··· Stored records
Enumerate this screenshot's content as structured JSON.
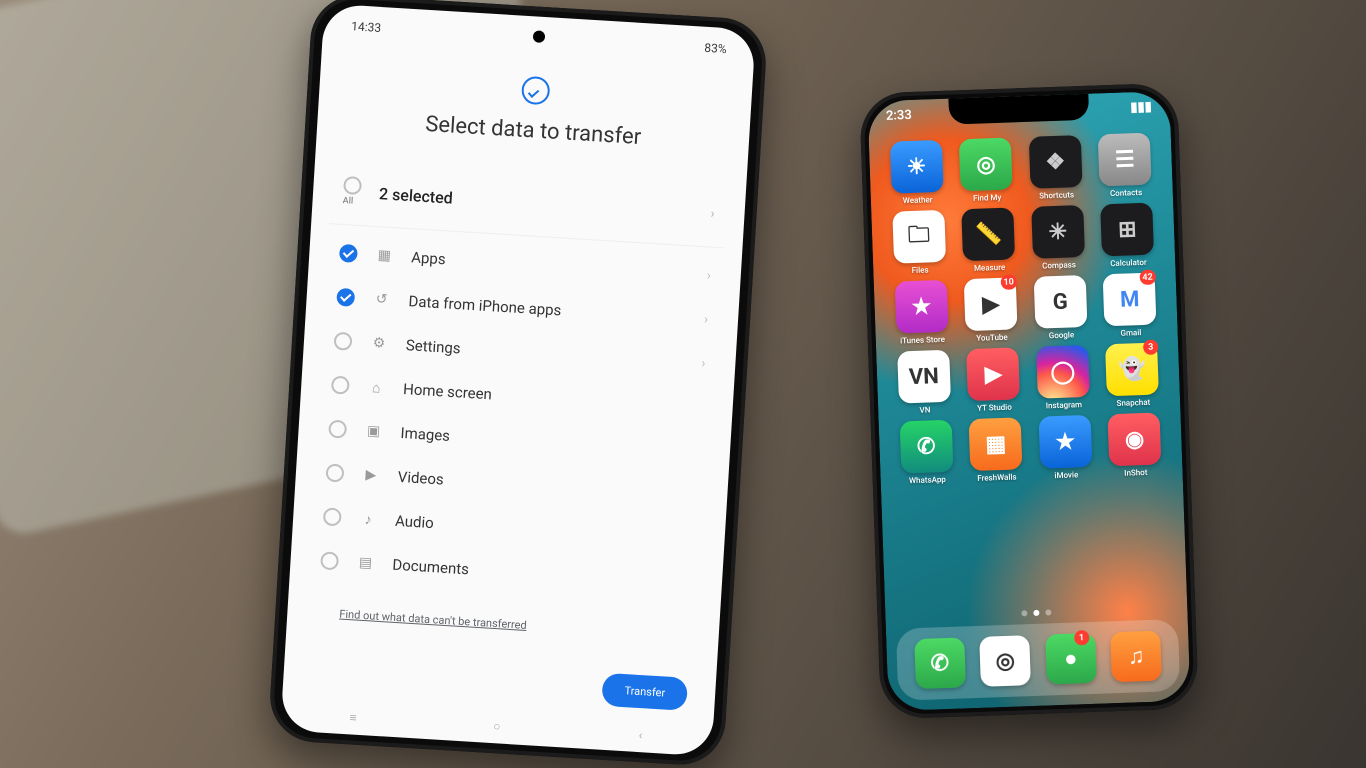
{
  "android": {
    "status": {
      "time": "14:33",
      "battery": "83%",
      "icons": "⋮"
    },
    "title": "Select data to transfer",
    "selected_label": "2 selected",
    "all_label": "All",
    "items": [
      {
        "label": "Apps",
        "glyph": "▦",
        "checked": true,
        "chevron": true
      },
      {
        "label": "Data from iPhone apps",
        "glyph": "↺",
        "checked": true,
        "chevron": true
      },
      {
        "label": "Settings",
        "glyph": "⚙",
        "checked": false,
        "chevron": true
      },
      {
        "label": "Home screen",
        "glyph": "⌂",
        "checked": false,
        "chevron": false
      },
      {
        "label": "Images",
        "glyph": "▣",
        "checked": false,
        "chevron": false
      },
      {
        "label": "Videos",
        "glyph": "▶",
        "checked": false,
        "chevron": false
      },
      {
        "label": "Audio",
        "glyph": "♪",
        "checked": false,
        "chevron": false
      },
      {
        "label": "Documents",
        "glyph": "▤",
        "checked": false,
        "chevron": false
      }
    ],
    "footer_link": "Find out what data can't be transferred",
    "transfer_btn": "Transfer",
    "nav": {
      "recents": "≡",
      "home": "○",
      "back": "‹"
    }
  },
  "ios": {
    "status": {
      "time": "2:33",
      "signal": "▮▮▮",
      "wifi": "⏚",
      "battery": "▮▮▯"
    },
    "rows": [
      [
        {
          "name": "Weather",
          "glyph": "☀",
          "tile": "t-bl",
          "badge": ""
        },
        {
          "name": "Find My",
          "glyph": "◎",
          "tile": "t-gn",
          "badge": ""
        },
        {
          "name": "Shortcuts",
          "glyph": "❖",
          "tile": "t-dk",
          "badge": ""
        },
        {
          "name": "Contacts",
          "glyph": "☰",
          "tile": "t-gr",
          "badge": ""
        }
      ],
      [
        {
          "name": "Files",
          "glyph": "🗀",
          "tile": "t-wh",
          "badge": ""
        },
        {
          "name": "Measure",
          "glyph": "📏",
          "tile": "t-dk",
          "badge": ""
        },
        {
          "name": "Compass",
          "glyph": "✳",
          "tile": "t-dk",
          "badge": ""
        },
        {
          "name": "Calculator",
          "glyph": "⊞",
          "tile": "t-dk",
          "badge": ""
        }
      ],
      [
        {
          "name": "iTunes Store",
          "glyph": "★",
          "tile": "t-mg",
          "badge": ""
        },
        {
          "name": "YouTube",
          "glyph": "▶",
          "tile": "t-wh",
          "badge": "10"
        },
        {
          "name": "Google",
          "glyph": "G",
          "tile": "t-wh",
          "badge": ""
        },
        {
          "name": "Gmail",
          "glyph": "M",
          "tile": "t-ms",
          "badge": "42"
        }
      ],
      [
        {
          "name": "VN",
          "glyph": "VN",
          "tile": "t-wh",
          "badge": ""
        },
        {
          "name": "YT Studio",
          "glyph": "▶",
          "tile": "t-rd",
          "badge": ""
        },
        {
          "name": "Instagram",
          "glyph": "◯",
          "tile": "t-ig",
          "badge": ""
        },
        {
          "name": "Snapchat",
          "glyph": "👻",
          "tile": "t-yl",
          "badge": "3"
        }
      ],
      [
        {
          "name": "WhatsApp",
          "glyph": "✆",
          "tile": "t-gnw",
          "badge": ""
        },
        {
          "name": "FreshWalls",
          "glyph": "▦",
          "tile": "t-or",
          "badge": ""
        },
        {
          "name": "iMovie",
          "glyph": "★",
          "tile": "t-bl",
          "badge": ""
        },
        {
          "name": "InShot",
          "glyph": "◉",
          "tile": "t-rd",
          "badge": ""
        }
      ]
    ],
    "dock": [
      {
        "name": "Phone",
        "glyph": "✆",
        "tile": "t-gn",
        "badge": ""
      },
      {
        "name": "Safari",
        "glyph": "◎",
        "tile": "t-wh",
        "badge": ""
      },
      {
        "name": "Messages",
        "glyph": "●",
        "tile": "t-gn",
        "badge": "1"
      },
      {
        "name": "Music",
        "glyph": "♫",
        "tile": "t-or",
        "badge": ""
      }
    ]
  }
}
······
— Written problem —
Pick out the lines that contain "Find" and copy them.

— Finished answer —
    "footer_link": "Find out what data can't be transferred",
          "name": "Find My",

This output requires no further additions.